Spatial layout entries:
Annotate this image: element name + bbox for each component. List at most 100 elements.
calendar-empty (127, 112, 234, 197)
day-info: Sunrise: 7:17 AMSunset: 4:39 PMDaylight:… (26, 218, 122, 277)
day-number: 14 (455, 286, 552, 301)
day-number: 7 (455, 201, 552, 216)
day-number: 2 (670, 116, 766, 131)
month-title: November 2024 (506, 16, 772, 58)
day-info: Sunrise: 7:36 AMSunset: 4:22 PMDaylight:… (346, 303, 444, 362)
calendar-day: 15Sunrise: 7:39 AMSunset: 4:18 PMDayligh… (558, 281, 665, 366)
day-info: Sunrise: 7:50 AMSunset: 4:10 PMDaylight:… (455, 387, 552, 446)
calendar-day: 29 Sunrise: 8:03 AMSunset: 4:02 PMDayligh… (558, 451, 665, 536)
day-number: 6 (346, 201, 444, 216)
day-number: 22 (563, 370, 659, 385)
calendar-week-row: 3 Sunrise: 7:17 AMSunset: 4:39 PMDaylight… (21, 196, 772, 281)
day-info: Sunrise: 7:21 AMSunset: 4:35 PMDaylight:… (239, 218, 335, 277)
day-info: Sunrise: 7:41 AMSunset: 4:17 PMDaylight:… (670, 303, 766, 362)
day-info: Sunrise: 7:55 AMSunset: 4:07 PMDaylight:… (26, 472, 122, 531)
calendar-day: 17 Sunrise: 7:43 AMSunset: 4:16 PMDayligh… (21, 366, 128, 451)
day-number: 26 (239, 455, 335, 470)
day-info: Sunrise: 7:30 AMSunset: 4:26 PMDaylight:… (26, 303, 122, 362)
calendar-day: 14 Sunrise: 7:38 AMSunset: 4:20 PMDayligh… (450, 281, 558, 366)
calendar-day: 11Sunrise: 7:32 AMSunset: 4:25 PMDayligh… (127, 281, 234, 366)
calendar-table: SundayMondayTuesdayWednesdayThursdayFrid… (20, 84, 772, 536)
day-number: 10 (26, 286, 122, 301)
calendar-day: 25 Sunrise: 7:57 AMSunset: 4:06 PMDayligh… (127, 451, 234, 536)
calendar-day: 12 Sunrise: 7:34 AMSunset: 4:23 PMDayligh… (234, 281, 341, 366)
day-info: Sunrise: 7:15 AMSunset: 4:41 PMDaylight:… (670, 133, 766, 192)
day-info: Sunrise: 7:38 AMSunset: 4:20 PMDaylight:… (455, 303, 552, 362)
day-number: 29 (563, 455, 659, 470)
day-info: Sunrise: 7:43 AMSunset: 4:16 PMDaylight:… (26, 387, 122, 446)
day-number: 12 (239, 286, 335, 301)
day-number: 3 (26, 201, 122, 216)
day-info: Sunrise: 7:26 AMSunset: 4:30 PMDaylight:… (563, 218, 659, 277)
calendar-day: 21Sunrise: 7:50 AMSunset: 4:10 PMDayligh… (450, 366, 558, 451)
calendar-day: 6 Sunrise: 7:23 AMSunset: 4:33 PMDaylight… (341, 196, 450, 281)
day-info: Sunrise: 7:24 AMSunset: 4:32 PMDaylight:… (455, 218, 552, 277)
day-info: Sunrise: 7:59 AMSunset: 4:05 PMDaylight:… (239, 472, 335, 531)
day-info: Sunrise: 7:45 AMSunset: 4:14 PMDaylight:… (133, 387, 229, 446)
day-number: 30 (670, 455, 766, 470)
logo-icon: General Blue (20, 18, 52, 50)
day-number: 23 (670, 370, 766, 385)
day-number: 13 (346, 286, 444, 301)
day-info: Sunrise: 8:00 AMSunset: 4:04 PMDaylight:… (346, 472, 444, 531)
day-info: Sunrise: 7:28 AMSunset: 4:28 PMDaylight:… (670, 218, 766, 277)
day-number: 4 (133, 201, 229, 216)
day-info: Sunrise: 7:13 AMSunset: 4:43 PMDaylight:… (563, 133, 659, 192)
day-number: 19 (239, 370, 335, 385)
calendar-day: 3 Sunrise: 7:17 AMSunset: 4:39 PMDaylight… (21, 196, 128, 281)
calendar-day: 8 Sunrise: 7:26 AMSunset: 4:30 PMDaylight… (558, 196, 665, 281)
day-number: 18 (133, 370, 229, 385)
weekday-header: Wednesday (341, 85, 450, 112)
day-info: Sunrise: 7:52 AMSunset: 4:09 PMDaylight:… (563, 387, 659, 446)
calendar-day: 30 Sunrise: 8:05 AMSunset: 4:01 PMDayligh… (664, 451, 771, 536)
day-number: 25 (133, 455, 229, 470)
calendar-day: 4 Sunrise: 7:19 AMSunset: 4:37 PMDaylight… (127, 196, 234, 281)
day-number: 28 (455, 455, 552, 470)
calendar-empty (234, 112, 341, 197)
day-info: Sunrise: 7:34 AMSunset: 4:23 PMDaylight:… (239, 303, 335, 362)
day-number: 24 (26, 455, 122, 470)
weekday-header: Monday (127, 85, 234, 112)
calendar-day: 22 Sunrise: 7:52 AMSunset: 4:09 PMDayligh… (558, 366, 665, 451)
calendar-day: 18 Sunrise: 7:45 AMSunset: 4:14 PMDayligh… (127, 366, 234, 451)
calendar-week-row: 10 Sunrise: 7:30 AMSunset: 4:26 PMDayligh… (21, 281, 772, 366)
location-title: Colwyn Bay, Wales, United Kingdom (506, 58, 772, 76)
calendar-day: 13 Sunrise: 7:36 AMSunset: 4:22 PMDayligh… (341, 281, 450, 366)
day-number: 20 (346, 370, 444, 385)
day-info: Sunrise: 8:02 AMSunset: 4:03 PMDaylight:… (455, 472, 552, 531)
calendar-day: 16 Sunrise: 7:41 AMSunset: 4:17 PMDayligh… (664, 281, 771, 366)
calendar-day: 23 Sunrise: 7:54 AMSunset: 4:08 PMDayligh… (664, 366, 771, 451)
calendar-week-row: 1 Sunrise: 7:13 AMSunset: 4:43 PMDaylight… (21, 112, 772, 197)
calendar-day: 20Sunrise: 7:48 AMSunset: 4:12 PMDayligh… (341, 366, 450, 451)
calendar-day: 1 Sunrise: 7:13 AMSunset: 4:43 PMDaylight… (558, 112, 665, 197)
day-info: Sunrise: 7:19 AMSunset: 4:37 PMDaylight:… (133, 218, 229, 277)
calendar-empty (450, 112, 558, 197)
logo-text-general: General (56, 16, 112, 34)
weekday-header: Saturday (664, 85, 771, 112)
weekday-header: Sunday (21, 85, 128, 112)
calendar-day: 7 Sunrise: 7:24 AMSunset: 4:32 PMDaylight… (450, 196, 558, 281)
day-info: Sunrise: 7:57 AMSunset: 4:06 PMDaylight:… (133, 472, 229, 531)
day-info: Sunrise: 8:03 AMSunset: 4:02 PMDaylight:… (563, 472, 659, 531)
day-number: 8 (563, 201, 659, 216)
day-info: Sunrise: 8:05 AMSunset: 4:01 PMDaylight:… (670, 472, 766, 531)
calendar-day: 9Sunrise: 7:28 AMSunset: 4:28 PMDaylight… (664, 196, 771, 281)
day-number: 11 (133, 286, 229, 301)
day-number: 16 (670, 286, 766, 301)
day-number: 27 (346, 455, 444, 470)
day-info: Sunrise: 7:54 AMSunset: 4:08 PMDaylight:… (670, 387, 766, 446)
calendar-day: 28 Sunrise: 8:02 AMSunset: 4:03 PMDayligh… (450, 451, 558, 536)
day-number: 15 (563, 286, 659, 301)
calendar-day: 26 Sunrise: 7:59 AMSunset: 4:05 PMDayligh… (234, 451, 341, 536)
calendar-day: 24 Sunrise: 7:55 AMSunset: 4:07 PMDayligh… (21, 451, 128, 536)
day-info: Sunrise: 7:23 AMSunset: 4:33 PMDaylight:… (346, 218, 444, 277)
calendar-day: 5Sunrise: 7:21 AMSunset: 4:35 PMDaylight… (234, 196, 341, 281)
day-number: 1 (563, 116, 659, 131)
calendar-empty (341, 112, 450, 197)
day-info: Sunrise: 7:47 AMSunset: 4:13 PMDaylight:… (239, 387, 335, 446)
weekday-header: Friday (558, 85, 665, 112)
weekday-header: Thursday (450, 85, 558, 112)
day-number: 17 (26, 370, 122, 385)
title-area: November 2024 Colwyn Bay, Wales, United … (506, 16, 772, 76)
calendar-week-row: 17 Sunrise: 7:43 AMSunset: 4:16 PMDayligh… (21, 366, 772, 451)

*WHAT THE TASK ASKS*
Please write out the entries from the first line through the line that contains "day-info: Sunrise: 7:50", substituting "date-number" for "day-number" and leaving everything else unchanged.

*FULL ANSWER*
Annotate this image: element name + bbox for each component. List at most 100 elements.
calendar-empty (127, 112, 234, 197)
day-info: Sunrise: 7:17 AMSunset: 4:39 PMDaylight:… (26, 218, 122, 277)
date-number: 14 (455, 286, 552, 301)
date-number: 7 (455, 201, 552, 216)
date-number: 2 (670, 116, 766, 131)
month-title: November 2024 (506, 16, 772, 58)
day-info: Sunrise: 7:36 AMSunset: 4:22 PMDaylight:… (346, 303, 444, 362)
calendar-day: 15Sunrise: 7:39 AMSunset: 4:18 PMDayligh… (558, 281, 665, 366)
day-info: Sunrise: 7:50 AMSunset: 4:10 PMDaylight:… (455, 387, 552, 446)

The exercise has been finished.